_WORK REQUIRED_.
Output every line of the records below unchanged, but leave out the picture lines.

Rows from a layout dataset
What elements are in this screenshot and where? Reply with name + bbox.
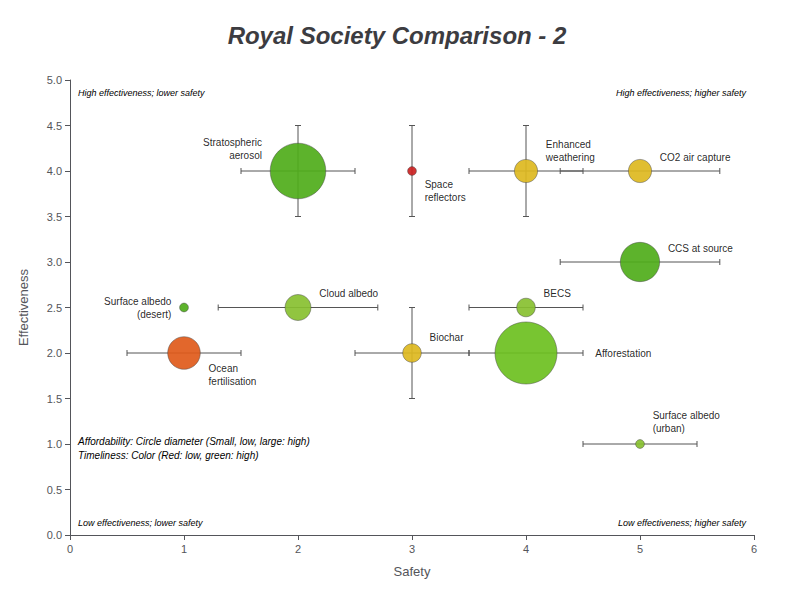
svg-text:Low effectiveness; lower safet: Low effectiveness; lower safety — [78, 518, 203, 528]
svg-text:reflectors: reflectors — [425, 192, 466, 203]
svg-text:(desert): (desert) — [137, 309, 171, 320]
svg-text:Enhanced: Enhanced — [546, 139, 591, 150]
svg-text:Royal Society Comparison - 2: Royal Society Comparison - 2 — [228, 22, 567, 49]
svg-text:(urban): (urban) — [653, 423, 685, 434]
svg-text:CO2 air capture: CO2 air capture — [660, 152, 731, 163]
svg-text:Space: Space — [425, 179, 454, 190]
svg-text:2: 2 — [295, 543, 301, 555]
svg-text:4: 4 — [523, 543, 529, 555]
svg-text:fertilisation: fertilisation — [209, 376, 257, 387]
svg-text:5.0: 5.0 — [47, 74, 62, 86]
svg-text:Surface albedo: Surface albedo — [104, 296, 172, 307]
svg-text:weathering: weathering — [545, 152, 595, 163]
svg-text:Affordability: Circle diameter: Affordability: Circle diameter (Small, l… — [77, 436, 310, 447]
svg-text:CCS at source: CCS at source — [668, 243, 733, 254]
svg-text:1.0: 1.0 — [47, 438, 62, 450]
svg-text:1.5: 1.5 — [47, 393, 62, 405]
svg-text:4.0: 4.0 — [47, 165, 62, 177]
svg-text:aerosol: aerosol — [229, 150, 262, 161]
svg-text:Effectiveness: Effectiveness — [16, 268, 31, 346]
svg-text:4.5: 4.5 — [47, 120, 62, 132]
svg-text:Low effectiveness; higher safe: Low effectiveness; higher safety — [618, 518, 747, 528]
svg-text:6: 6 — [751, 543, 757, 555]
svg-text:0.5: 0.5 — [47, 484, 62, 496]
svg-text:3: 3 — [409, 543, 415, 555]
svg-text:BECS: BECS — [544, 288, 572, 299]
svg-text:5: 5 — [637, 543, 643, 555]
svg-text:Biochar: Biochar — [430, 332, 465, 343]
svg-text:Stratospheric: Stratospheric — [203, 137, 262, 148]
svg-text:1: 1 — [181, 543, 187, 555]
svg-text:2.5: 2.5 — [47, 302, 62, 314]
svg-text:Surface albedo: Surface albedo — [653, 410, 721, 421]
svg-text:3.5: 3.5 — [47, 211, 62, 223]
svg-text:High effectiveness; lower safe: High effectiveness; lower safety — [78, 88, 205, 98]
svg-text:High effectiveness; higher saf: High effectiveness; higher safety — [616, 88, 747, 98]
svg-text:0: 0 — [67, 543, 73, 555]
svg-text:Safety: Safety — [394, 564, 431, 579]
svg-text:Ocean: Ocean — [209, 363, 238, 374]
svg-text:0.0: 0.0 — [47, 529, 62, 541]
svg-text:Afforestation: Afforestation — [595, 348, 651, 359]
svg-text:Timeliness: Color (Red: low, g: Timeliness: Color (Red: low, green: high… — [78, 450, 259, 461]
svg-text:Cloud albedo: Cloud albedo — [319, 288, 378, 299]
svg-text:2.0: 2.0 — [47, 347, 62, 359]
svg-text:3.0: 3.0 — [47, 256, 62, 268]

_COMPLETED TASK_.
What elements are in this screenshot and where? Reply with name + bbox.
svg-text:Low effectiveness; lower safet: Low effectiveness; lower safety — [78, 518, 203, 528]
svg-text:reflectors: reflectors — [425, 192, 466, 203]
svg-text:(desert): (desert) — [137, 309, 171, 320]
svg-text:Enhanced: Enhanced — [546, 139, 591, 150]
svg-text:Royal Society Comparison - 2: Royal Society Comparison - 2 — [228, 22, 567, 49]
svg-text:(urban): (urban) — [653, 423, 685, 434]
svg-text:CO2 air capture: CO2 air capture — [660, 152, 731, 163]
svg-text:Space: Space — [425, 179, 454, 190]
svg-text:2: 2 — [295, 543, 301, 555]
svg-text:4: 4 — [523, 543, 529, 555]
svg-text:fertilisation: fertilisation — [209, 376, 257, 387]
svg-text:5.0: 5.0 — [47, 74, 62, 86]
svg-text:Surface albedo: Surface albedo — [104, 296, 172, 307]
svg-text:weathering: weathering — [545, 152, 595, 163]
svg-text:Affordability: Circle diameter: Affordability: Circle diameter (Small, l… — [77, 436, 310, 447]
svg-text:CCS at source: CCS at source — [668, 243, 733, 254]
svg-text:1.0: 1.0 — [47, 438, 62, 450]
svg-text:1.5: 1.5 — [47, 393, 62, 405]
svg-text:4.0: 4.0 — [47, 165, 62, 177]
svg-text:aerosol: aerosol — [229, 150, 262, 161]
svg-text:Effectiveness: Effectiveness — [16, 268, 31, 346]
svg-text:4.5: 4.5 — [47, 120, 62, 132]
svg-text:Low effectiveness; higher safe: Low effectiveness; higher safety — [618, 518, 747, 528]
svg-text:6: 6 — [751, 543, 757, 555]
svg-text:0.5: 0.5 — [47, 484, 62, 496]
svg-text:3: 3 — [409, 543, 415, 555]
svg-text:BECS: BECS — [544, 288, 572, 299]
svg-text:5: 5 — [637, 543, 643, 555]
svg-text:Biochar: Biochar — [430, 332, 465, 343]
svg-text:Stratospheric: Stratospheric — [203, 137, 262, 148]
svg-text:1: 1 — [181, 543, 187, 555]
svg-text:2.5: 2.5 — [47, 302, 62, 314]
svg-text:Surface albedo: Surface albedo — [653, 410, 721, 421]
svg-text:3.5: 3.5 — [47, 211, 62, 223]
svg-text:High effectiveness; lower safe: High effectiveness; lower safety — [78, 88, 205, 98]
svg-text:High effectiveness; higher saf: High effectiveness; higher safety — [616, 88, 747, 98]
svg-text:0: 0 — [67, 543, 73, 555]
svg-text:Safety: Safety — [394, 564, 431, 579]
svg-text:Ocean: Ocean — [209, 363, 238, 374]
svg-text:0.0: 0.0 — [47, 529, 62, 541]
svg-text:Afforestation: Afforestation — [595, 348, 651, 359]
svg-text:Timeliness: Color (Red: low, g: Timeliness: Color (Red: low, green: high… — [78, 450, 259, 461]
svg-text:Cloud albedo: Cloud albedo — [319, 288, 378, 299]
svg-text:2.0: 2.0 — [47, 347, 62, 359]
svg-text:3.0: 3.0 — [47, 256, 62, 268]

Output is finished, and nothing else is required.